### Instructions to follow
In the records that follow, locate every line with "SDTVAR" and extract it.

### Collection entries
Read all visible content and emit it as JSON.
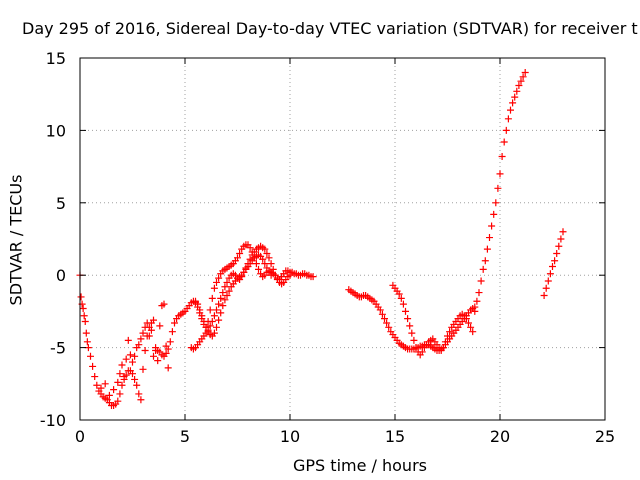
{
  "chart_data": {
    "type": "scatter",
    "title": "Day 295 of 2016, Sidereal Day-to-day VTEC variation (SDTVAR) for receiver t",
    "xlabel": "GPS time / hours",
    "ylabel": "SDTVAR / TECUs",
    "xlim": [
      0,
      25
    ],
    "ylim": [
      -10,
      15
    ],
    "xticks": [
      0,
      5,
      10,
      15,
      20,
      25
    ],
    "yticks": [
      -10,
      -5,
      0,
      5,
      10,
      15
    ],
    "grid": true,
    "marker": "+",
    "color": "#ff0000",
    "series": [
      {
        "x": [
          0.0,
          0.05,
          0.1,
          0.15,
          0.2,
          0.25,
          0.3,
          0.35,
          0.4,
          0.5,
          0.6,
          0.7,
          0.8,
          0.9,
          1.0,
          1.1,
          1.2,
          1.3,
          1.4,
          1.5,
          1.6,
          1.7,
          1.8,
          1.9,
          2.0,
          2.1,
          2.2,
          2.3,
          2.4,
          2.5,
          2.6,
          2.7,
          2.8,
          2.9,
          3.0,
          3.1,
          3.2,
          3.3,
          3.4,
          3.5,
          3.6,
          3.7,
          3.8,
          3.9,
          4.0,
          4.1,
          4.2,
          4.3,
          4.4,
          4.5,
          4.6,
          4.7,
          4.8,
          4.9,
          5.0,
          5.1,
          5.2,
          5.3,
          5.4,
          5.5,
          5.6,
          5.7,
          5.8,
          5.9,
          6.0,
          6.1,
          6.2,
          6.3,
          6.4,
          6.5,
          6.6,
          6.7,
          6.8,
          6.9,
          7.0,
          7.1,
          7.2,
          7.3,
          7.4,
          7.5,
          7.6,
          7.7,
          7.8,
          7.9,
          8.0,
          8.1,
          8.2,
          8.3,
          8.4,
          8.5,
          8.6,
          8.7,
          8.8,
          8.9,
          9.0,
          9.1,
          9.2,
          9.3,
          9.4,
          9.5,
          9.6,
          9.7,
          9.8,
          9.9,
          10.0,
          10.1,
          10.2,
          10.3,
          10.4,
          10.5,
          10.6,
          10.7,
          10.8,
          10.9,
          11.0,
          11.1
        ],
        "y": [
          0.0,
          -1.5,
          -2.0,
          -2.3,
          -2.8,
          -3.2,
          -4.0,
          -4.6,
          -5.0,
          -5.6,
          -6.3,
          -7.0,
          -7.6,
          -8.0,
          -8.2,
          -8.4,
          -8.5,
          -8.6,
          -8.8,
          -9.0,
          -9.0,
          -8.9,
          -8.7,
          -8.2,
          -7.6,
          -7.2,
          -6.9,
          -6.6,
          -6.6,
          -6.8,
          -7.2,
          -7.6,
          -8.2,
          -8.6,
          -6.5,
          -5.2,
          -4.2,
          -3.6,
          -3.3,
          -3.1,
          -5.0,
          -5.2,
          -5.3,
          -5.5,
          -5.6,
          -5.4,
          -5.1,
          -4.6,
          -3.9,
          -3.3,
          -3.0,
          -2.8,
          -2.7,
          -2.6,
          -2.5,
          -2.3,
          -2.1,
          -1.9,
          -1.8,
          -1.9,
          -2.2,
          -2.6,
          -3.0,
          -3.4,
          -3.6,
          -3.2,
          -2.4,
          -1.6,
          -0.9,
          -0.5,
          -0.2,
          0.1,
          0.3,
          0.4,
          0.5,
          0.6,
          0.7,
          0.8,
          1.0,
          1.2,
          1.5,
          1.8,
          2.0,
          2.1,
          2.1,
          1.9,
          1.6,
          1.2,
          0.8,
          0.4,
          0.1,
          -0.1,
          0.0,
          0.2,
          0.3,
          0.2,
          0.1,
          0.0,
          -0.2,
          -0.3,
          -0.1,
          0.1,
          0.3,
          0.3,
          0.2,
          0.2,
          0.1,
          0.1,
          0.0,
          0.0,
          0.1,
          0.1,
          0.0,
          0.0,
          -0.1,
          -0.1
        ]
      },
      {
        "x": [
          5.3,
          5.4,
          5.5,
          5.6,
          5.7,
          5.8,
          5.9,
          6.0,
          6.1,
          6.2,
          6.3,
          6.4,
          6.5,
          6.6,
          6.7,
          6.8,
          6.9,
          7.0,
          7.1,
          7.2,
          7.3,
          7.4,
          7.5,
          7.6,
          7.7,
          7.8,
          7.9,
          8.0,
          8.1,
          8.2,
          8.3,
          8.4,
          8.5,
          8.6,
          8.7,
          8.8,
          8.9,
          9.0,
          9.1,
          9.2,
          9.3,
          9.4,
          9.5,
          9.6,
          9.7,
          9.8,
          9.9,
          10.0
        ],
        "y": [
          -5.0,
          -5.1,
          -5.0,
          -4.8,
          -4.6,
          -4.4,
          -4.2,
          -4.0,
          -3.8,
          -3.5,
          -3.2,
          -2.8,
          -2.4,
          -2.0,
          -1.6,
          -1.2,
          -0.8,
          -0.5,
          -0.2,
          0.0,
          0.1,
          0.0,
          -0.2,
          -0.3,
          -0.1,
          0.2,
          0.5,
          0.8,
          1.1,
          1.4,
          1.6,
          1.8,
          1.9,
          2.0,
          1.9,
          1.8,
          1.5,
          1.2,
          0.8,
          0.4,
          0.0,
          -0.3,
          -0.5,
          -0.6,
          -0.5,
          -0.3,
          -0.1,
          0.0
        ]
      },
      {
        "x": [
          5.5,
          5.6,
          5.7,
          5.8,
          5.9,
          6.0,
          6.1,
          6.2,
          6.3,
          6.4,
          6.5,
          6.6,
          6.7,
          6.8,
          6.9,
          7.0,
          7.1,
          7.2,
          7.3,
          7.4,
          7.5,
          7.6,
          7.7,
          7.8,
          7.9,
          8.0,
          8.1,
          8.2,
          8.3,
          8.4,
          8.5,
          8.6,
          8.7,
          8.8,
          8.9,
          9.0,
          9.1
        ],
        "y": [
          -1.8,
          -2.0,
          -2.4,
          -2.8,
          -3.2,
          -3.6,
          -3.9,
          -4.1,
          -4.2,
          -4.0,
          -3.6,
          -3.1,
          -2.6,
          -2.1,
          -1.7,
          -1.4,
          -1.1,
          -0.8,
          -0.6,
          -0.4,
          -0.2,
          -0.1,
          0.0,
          0.2,
          0.4,
          0.6,
          0.8,
          1.0,
          1.2,
          1.3,
          1.4,
          1.3,
          1.1,
          0.8,
          0.5,
          0.2,
          0.0
        ]
      },
      {
        "x": [
          1.0,
          1.2,
          1.4,
          1.6,
          1.8,
          1.9,
          2.0,
          2.1,
          2.2,
          2.3,
          2.4,
          2.5,
          2.6,
          2.7,
          2.8,
          2.9,
          3.0,
          3.1,
          3.2,
          3.3,
          3.4,
          3.5,
          3.6,
          3.7,
          3.8,
          3.9,
          4.0,
          4.1,
          4.2
        ],
        "y": [
          -7.8,
          -7.5,
          -8.3,
          -7.9,
          -7.4,
          -6.8,
          -6.2,
          -7.0,
          -5.8,
          -4.5,
          -5.5,
          -6.0,
          -5.6,
          -5.0,
          -4.8,
          -4.4,
          -4.0,
          -3.6,
          -3.3,
          -4.2,
          -3.8,
          -5.6,
          -5.2,
          -5.9,
          -3.5,
          -2.1,
          -2.0,
          -4.9,
          -6.4
        ]
      },
      {
        "x": [
          12.8,
          12.9,
          13.0,
          13.1,
          13.2,
          13.3,
          13.4,
          13.5,
          13.6,
          13.7,
          13.8,
          13.9,
          14.0,
          14.1,
          14.2,
          14.3,
          14.4,
          14.5,
          14.6,
          14.7,
          14.8,
          14.9,
          15.0,
          15.1,
          15.2,
          15.3,
          15.4,
          15.5,
          15.6,
          15.7,
          15.8,
          15.9,
          16.0,
          16.1,
          16.2,
          16.3,
          16.4,
          16.5,
          16.6,
          16.7,
          16.8,
          16.9,
          17.0,
          17.1,
          17.2,
          17.3,
          17.4,
          17.5,
          17.6,
          17.7,
          17.8,
          17.9,
          18.0,
          18.1,
          18.2,
          18.3,
          18.4,
          18.5,
          18.6,
          18.7,
          18.8
        ],
        "y": [
          -1.0,
          -1.1,
          -1.2,
          -1.3,
          -1.4,
          -1.5,
          -1.5,
          -1.4,
          -1.4,
          -1.5,
          -1.6,
          -1.7,
          -1.8,
          -2.0,
          -2.2,
          -2.4,
          -2.7,
          -3.0,
          -3.3,
          -3.6,
          -3.9,
          -4.1,
          -4.3,
          -4.5,
          -4.7,
          -4.8,
          -4.9,
          -5.0,
          -5.1,
          -5.1,
          -5.1,
          -5.1,
          -5.0,
          -5.0,
          -4.9,
          -4.9,
          -4.8,
          -4.8,
          -4.8,
          -4.9,
          -5.0,
          -5.1,
          -5.2,
          -5.2,
          -5.1,
          -5.0,
          -4.8,
          -4.6,
          -4.4,
          -4.2,
          -4.0,
          -3.8,
          -3.6,
          -3.4,
          -3.2,
          -3.0,
          -2.8,
          -2.6,
          -2.4,
          -2.3,
          -2.2
        ]
      },
      {
        "x": [
          14.9,
          15.0,
          15.1,
          15.2,
          15.3,
          15.4,
          15.5,
          15.6,
          15.7,
          15.8,
          15.9,
          16.0,
          16.1,
          16.2,
          16.3,
          16.4,
          16.5,
          16.6,
          16.7,
          16.8,
          16.9,
          17.0,
          17.1,
          17.2,
          17.3,
          17.4,
          17.5,
          17.6,
          17.7,
          17.8,
          17.9,
          18.0,
          18.1,
          18.2,
          18.3,
          18.4,
          18.5,
          18.6,
          18.7,
          18.8,
          18.9,
          19.0,
          19.1,
          19.2,
          19.3,
          19.4,
          19.5,
          19.6,
          19.7,
          19.8,
          19.9,
          20.0,
          20.1,
          20.2,
          20.3,
          20.4,
          20.5,
          20.6,
          20.7,
          20.8,
          20.9,
          21.0,
          21.1,
          21.2
        ],
        "y": [
          -0.7,
          -0.9,
          -1.1,
          -1.3,
          -1.6,
          -2.0,
          -2.5,
          -3.0,
          -3.5,
          -4.0,
          -4.5,
          -5.0,
          -5.3,
          -5.5,
          -5.3,
          -5.0,
          -4.8,
          -4.6,
          -4.5,
          -4.4,
          -4.6,
          -4.8,
          -5.0,
          -5.2,
          -5.0,
          -4.6,
          -4.2,
          -3.9,
          -3.6,
          -3.4,
          -3.2,
          -3.0,
          -2.8,
          -2.7,
          -2.8,
          -3.0,
          -3.3,
          -3.6,
          -3.9,
          -2.5,
          -1.8,
          -1.2,
          -0.4,
          0.4,
          1.0,
          1.8,
          2.6,
          3.4,
          4.2,
          5.0,
          6.0,
          7.0,
          8.2,
          9.2,
          10.0,
          10.8,
          11.4,
          11.9,
          12.3,
          12.7,
          13.1,
          13.4,
          13.7,
          14.0
        ]
      },
      {
        "x": [
          22.1,
          22.2,
          22.3,
          22.4,
          22.5,
          22.6,
          22.7,
          22.8,
          22.9,
          23.0
        ],
        "y": [
          -1.4,
          -0.9,
          -0.4,
          0.1,
          0.6,
          1.0,
          1.5,
          2.0,
          2.5,
          3.0
        ]
      }
    ]
  }
}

### Output for this exercise
    "title": "Day 295 of 2016, Sidereal Day-to-day VTEC variation (SDTVAR) for receiver t",
    "ylabel": "SDTVAR / TECUs",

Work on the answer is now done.